■ **REQUIRED TASK**
Give every line of the records as a Markdown table with two columns, Row and Line, numbering the rows in order and omitting any blank lines.

── RECORD SET

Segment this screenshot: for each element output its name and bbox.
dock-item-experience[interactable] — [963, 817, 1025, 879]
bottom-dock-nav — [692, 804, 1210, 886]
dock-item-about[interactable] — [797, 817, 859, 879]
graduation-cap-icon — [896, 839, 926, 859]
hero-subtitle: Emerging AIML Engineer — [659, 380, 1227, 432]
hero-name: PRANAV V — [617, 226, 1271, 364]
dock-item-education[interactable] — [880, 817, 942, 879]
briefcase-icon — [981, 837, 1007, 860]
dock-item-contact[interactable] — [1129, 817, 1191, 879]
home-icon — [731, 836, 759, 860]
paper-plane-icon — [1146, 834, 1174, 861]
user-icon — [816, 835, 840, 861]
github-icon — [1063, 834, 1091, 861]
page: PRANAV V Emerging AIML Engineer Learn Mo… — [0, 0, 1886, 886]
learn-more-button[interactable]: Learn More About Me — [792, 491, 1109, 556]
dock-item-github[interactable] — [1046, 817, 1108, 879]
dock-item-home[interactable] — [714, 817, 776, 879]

────

■ **FULL SOLUTION**
| Row | Line |
|---|---|
| 1 | Segment this screenshot: for each element output its name and bbox. |
| 2 | dock-item-experience[interactable] — [963, 817, 1025, 879] |
| 3 | bottom-dock-nav — [692, 804, 1210, 886] |
| 4 | dock-item-about[interactable] — [797, 817, 859, 879] |
| 5 | graduation-cap-icon — [896, 839, 926, 859] |
| 6 | hero-subtitle: Emerging AIML Engineer — [659, 380, 1227, 432] |
| 7 | hero-name: PRANAV V — [617, 226, 1271, 364] |
| 8 | dock-item-education[interactable] — [880, 817, 942, 879] |
| 9 | briefcase-icon — [981, 837, 1007, 860] |
| 10 | dock-item-contact[interactable] — [1129, 817, 1191, 879] |
| 11 | home-icon — [731, 836, 759, 860] |
| 12 | paper-plane-icon — [1146, 834, 1174, 861] |
| 13 | user-icon — [816, 835, 840, 861] |
| 14 | github-icon — [1063, 834, 1091, 861] |
| 15 | page: PRANAV V Emerging AIML Engineer Learn Mo… — [0, 0, 1886, 886] |
| 16 | learn-more-button[interactable]: Learn More About Me — [792, 491, 1109, 556] |
| 17 | dock-item-github[interactable] — [1046, 817, 1108, 879] |
| 18 | dock-item-home[interactable] — [714, 817, 776, 879] |